Given data
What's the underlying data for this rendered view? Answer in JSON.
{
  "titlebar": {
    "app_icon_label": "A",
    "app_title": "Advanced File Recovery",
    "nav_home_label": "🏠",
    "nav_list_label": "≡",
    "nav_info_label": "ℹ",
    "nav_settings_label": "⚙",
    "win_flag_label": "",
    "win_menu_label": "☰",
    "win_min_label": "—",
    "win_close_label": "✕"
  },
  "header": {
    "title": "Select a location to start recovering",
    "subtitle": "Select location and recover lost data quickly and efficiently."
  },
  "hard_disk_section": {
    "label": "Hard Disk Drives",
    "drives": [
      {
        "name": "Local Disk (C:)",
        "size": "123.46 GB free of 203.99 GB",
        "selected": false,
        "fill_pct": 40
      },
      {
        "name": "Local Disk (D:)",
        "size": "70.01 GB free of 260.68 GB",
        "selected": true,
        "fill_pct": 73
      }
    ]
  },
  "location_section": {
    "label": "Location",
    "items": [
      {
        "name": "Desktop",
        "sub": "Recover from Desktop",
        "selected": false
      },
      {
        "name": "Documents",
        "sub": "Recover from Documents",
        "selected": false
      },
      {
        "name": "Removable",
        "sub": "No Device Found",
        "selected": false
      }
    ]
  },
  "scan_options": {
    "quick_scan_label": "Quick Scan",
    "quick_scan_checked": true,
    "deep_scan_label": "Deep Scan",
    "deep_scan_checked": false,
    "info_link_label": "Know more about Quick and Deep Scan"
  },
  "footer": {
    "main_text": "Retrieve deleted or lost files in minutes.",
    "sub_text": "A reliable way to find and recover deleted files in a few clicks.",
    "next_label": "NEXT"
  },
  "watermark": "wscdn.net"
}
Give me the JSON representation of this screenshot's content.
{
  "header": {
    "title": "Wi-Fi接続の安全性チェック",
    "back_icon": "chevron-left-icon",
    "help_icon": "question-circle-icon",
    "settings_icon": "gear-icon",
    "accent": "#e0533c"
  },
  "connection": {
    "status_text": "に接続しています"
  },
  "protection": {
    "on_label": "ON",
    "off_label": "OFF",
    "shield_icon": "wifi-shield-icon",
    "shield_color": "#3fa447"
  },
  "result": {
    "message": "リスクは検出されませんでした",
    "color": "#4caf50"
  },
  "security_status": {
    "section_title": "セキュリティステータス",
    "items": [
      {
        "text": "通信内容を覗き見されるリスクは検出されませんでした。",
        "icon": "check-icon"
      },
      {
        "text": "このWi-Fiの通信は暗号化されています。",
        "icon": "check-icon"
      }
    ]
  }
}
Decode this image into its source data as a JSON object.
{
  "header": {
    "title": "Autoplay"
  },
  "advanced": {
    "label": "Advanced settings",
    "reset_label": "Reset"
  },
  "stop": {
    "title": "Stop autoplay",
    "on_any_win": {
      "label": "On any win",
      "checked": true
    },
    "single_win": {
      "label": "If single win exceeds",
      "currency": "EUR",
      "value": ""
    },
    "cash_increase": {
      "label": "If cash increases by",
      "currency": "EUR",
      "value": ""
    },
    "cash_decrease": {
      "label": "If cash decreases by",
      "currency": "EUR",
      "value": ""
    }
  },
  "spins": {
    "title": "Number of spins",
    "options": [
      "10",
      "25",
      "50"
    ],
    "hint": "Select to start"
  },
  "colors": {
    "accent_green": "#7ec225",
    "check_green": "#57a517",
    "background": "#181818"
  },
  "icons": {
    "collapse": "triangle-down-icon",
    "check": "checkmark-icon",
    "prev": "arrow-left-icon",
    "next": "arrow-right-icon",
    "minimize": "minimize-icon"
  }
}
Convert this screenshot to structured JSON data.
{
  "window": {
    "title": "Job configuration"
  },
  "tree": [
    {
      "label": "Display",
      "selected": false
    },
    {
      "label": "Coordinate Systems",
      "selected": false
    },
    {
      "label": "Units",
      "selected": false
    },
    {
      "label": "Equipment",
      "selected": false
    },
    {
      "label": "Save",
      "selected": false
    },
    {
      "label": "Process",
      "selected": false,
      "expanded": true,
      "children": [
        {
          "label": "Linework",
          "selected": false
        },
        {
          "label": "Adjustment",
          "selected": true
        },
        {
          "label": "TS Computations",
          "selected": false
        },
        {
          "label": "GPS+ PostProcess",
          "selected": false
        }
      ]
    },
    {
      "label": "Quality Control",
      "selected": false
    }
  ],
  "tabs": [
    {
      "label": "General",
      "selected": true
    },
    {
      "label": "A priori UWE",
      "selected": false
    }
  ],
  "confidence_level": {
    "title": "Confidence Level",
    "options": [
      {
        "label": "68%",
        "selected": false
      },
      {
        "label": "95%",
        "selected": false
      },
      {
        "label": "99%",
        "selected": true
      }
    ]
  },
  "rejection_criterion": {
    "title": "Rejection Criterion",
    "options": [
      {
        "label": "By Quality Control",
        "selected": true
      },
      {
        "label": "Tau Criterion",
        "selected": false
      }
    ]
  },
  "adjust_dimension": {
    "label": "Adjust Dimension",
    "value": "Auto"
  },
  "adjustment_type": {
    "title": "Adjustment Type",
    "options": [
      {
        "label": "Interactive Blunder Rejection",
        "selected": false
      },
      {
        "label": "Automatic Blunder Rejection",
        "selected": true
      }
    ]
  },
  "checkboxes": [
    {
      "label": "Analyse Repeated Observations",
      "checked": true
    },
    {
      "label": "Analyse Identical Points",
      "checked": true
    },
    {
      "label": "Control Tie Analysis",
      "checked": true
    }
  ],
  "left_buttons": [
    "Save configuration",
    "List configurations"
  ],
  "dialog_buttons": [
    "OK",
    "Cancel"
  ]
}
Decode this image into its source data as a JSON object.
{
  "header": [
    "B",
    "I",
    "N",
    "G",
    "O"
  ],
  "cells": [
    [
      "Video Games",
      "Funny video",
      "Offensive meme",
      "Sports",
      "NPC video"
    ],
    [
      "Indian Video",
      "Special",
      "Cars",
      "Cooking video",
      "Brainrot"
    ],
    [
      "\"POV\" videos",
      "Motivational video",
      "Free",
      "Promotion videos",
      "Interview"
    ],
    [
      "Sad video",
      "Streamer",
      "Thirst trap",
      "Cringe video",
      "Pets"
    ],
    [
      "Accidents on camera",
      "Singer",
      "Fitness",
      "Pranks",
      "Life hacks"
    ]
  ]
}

Given request
Find every line that holds "files" and copy it.

Correct answer
    "main_text": "Retrieve deleted or lost files in minutes.",
    "sub_text": "A reliable way to find and recover deleted files in a few clicks.",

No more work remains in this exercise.